### [Task prompt]
Pick out each line containing the string "icon" and copy it.
--- START Records for this exercise ---
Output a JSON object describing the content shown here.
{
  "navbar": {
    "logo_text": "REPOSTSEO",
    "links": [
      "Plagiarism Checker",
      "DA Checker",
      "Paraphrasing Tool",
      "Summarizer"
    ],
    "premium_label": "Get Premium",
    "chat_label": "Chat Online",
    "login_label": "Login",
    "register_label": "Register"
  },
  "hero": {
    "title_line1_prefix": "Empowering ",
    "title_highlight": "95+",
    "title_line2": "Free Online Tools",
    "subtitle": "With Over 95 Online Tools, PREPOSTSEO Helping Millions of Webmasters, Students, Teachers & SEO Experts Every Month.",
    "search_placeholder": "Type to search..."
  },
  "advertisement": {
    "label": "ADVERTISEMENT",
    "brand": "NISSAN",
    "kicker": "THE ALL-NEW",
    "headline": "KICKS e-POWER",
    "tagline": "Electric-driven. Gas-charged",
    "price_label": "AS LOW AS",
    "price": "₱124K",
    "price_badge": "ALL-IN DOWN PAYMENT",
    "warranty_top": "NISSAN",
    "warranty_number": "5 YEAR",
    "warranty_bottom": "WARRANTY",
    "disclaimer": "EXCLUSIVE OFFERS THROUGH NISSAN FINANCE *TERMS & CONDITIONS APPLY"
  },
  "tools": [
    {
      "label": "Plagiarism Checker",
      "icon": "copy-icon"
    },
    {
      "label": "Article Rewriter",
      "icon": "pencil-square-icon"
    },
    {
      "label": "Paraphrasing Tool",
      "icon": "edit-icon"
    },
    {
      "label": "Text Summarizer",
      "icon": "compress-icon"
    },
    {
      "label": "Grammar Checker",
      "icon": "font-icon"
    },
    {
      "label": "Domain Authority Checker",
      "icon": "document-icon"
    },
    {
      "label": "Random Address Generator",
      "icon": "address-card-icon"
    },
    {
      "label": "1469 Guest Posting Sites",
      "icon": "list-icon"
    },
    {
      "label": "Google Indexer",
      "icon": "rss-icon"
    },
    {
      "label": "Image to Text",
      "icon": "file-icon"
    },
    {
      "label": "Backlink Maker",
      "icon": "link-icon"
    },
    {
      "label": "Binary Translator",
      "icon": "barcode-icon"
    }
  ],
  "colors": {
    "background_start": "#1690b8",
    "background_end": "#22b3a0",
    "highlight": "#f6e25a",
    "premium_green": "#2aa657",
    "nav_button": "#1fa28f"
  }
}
--- END Records for this exercise ---
### [Completed task]
      "icon": "copy-icon"
      "icon": "pencil-square-icon"
      "icon": "edit-icon"
      "icon": "compress-icon"
      "icon": "font-icon"
      "icon": "document-icon"
      "icon": "address-card-icon"
      "icon": "list-icon"
      "icon": "rss-icon"
      "icon": "file-icon"
      "icon": "link-icon"
      "icon": "barcode-icon"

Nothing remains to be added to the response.